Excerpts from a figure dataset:
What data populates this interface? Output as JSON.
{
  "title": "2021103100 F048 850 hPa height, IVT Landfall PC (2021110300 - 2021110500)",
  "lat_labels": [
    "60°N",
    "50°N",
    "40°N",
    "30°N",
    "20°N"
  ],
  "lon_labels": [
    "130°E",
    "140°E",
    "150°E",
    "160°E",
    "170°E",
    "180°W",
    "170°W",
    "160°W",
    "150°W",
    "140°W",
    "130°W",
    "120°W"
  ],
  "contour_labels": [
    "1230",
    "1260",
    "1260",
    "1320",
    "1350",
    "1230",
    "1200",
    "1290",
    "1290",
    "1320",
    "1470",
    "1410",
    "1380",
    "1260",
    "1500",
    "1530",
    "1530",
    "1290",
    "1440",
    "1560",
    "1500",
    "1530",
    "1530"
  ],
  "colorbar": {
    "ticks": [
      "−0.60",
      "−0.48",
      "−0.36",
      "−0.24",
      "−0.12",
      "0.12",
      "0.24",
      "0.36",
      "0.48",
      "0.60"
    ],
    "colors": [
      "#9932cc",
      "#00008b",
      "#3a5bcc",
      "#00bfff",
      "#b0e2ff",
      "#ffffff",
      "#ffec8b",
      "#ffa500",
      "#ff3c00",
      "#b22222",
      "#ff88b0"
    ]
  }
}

Work required >> Print all the data exactly.

Task answer >>
What data populates this interface? Output as JSON.
{
  "title": "2021103100 F048 850 hPa height, IVT Landfall PC (2021110300 - 2021110500)",
  "lat_labels": [
    "60°N",
    "50°N",
    "40°N",
    "30°N",
    "20°N"
  ],
  "lon_labels": [
    "130°E",
    "140°E",
    "150°E",
    "160°E",
    "170°E",
    "180°W",
    "170°W",
    "160°W",
    "150°W",
    "140°W",
    "130°W",
    "120°W"
  ],
  "contour_labels": [
    "1230",
    "1260",
    "1260",
    "1320",
    "1350",
    "1230",
    "1200",
    "1290",
    "1290",
    "1320",
    "1470",
    "1410",
    "1380",
    "1260",
    "1500",
    "1530",
    "1530",
    "1290",
    "1440",
    "1560",
    "1500",
    "1530",
    "1530"
  ],
  "colorbar": {
    "ticks": [
      "−0.60",
      "−0.48",
      "−0.36",
      "−0.24",
      "−0.12",
      "0.12",
      "0.24",
      "0.36",
      "0.48",
      "0.60"
    ],
    "colors": [
      "#9932cc",
      "#00008b",
      "#3a5bcc",
      "#00bfff",
      "#b0e2ff",
      "#ffffff",
      "#ffec8b",
      "#ffa500",
      "#ff3c00",
      "#b22222",
      "#ff88b0"
    ]
  }
}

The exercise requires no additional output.